------ Text to read
Cr.P.C. Proceedings initiated without recording statements is unsustainable in law

8. It is in this context , the phrase “at any previous stage of the case” means a case on file with cognizance being taken , as otherwise, there cannot be a ‘discharge’ from the case. Therefore, I am of the view that in this case, the stage of Section 200 of Cr.P.C., itself has not commenced and even before that such application (discharge) cannot be filed. Even by giving the meaning of widest import, ignoring the procedure of sworn statement, even ignoring the numbering of the complaint, if one has to see only whether there was any application of mind or authoritative notice of allegations by the Magistrate, the answer in this case, is in the negative. Thus, except for receiving a complaint under Section 190 (a) of Cr.P.C., the case the proceedings as per Section 200 have not even commenced.
------------
------ The input
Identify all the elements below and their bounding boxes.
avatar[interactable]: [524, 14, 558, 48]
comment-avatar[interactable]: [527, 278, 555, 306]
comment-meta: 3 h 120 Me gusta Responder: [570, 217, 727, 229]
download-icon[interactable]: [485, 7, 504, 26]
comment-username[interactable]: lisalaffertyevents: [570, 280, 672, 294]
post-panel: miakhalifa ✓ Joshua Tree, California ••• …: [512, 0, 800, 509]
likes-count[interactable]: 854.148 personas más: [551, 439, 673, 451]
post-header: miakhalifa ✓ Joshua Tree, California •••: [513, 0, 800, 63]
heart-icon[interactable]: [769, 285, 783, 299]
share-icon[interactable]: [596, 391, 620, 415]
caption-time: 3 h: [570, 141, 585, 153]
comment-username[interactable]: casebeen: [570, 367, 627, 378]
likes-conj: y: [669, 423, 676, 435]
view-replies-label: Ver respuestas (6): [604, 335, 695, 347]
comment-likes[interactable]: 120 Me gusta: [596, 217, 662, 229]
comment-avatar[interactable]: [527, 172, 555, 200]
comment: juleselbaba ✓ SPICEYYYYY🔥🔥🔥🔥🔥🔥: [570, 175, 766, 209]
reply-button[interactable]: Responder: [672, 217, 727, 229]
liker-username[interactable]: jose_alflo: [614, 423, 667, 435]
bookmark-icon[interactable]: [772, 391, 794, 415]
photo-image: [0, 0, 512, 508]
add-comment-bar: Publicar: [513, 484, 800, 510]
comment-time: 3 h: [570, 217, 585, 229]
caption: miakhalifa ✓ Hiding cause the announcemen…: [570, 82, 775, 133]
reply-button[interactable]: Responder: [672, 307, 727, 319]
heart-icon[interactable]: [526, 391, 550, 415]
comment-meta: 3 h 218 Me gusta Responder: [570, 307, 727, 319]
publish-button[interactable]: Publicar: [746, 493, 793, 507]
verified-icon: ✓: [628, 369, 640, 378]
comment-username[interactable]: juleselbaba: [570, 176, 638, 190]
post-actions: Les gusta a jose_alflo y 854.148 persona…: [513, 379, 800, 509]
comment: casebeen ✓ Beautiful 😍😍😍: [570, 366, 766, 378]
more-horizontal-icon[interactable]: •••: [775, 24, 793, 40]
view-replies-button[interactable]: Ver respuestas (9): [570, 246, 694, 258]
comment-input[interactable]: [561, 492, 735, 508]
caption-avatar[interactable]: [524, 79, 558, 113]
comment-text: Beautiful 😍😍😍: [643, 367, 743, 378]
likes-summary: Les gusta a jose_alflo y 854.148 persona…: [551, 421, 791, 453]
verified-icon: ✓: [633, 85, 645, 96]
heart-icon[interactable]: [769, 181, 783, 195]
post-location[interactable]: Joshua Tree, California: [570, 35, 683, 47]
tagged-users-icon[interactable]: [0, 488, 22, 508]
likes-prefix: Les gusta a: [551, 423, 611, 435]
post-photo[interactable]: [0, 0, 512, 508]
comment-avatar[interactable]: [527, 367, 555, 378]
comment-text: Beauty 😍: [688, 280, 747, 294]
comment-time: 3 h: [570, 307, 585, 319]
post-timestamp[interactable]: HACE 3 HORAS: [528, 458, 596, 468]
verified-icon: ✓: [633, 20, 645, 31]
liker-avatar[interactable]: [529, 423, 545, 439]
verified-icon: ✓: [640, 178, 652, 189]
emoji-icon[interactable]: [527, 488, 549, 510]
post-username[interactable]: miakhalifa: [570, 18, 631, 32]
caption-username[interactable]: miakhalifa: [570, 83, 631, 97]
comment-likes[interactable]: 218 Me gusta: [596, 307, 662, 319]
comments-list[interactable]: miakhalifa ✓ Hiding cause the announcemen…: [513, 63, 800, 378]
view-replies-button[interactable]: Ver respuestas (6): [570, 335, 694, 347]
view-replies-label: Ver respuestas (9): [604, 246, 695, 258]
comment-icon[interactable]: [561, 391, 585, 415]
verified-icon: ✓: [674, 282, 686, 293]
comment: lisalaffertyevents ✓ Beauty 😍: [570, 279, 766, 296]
------------
Problem A =
Reproduce the records, beginning with their first line and going on through the line that contains "download-icon[interactable]: [485, 7, 504, 26]".
Problem B =
Write a continuation of the ruling on proceedings under the Cr.P.C., starting right after its final sentence.
The legal passage and the records have no connection to each other.

Response A =
Identify all the elements below and their bounding boxes.
avatar[interactable]: [524, 14, 558, 48]
comment-avatar[interactable]: [527, 278, 555, 306]
comment-meta: 3 h 120 Me gusta Responder: [570, 217, 727, 229]
download-icon[interactable]: [485, 7, 504, 26]

Response B =
9. In view of the above discussions, the learned Magistrate ought not to have taken cognizance as against the petitioner even before recording their statements. Therefore, the impugned proceedings cannot be sustained as against the petitioner and it is liable to be set aside. Accordingly the proceedings in C.C.No.73 of 2017 on the file of the learned Judicial Magistrate No.I, Nagapattinam is hereby quashed. The learned Magistrate is at liberty to proceed with the complaint filed by the respondent as against the petitioners in accordance with law. At the same time, the petitioners are at liberty to file a petition under Section 245(2) of Cr.P.C., in the manner known to law.

10. In the result, the Criminal Original Petition stands allowed.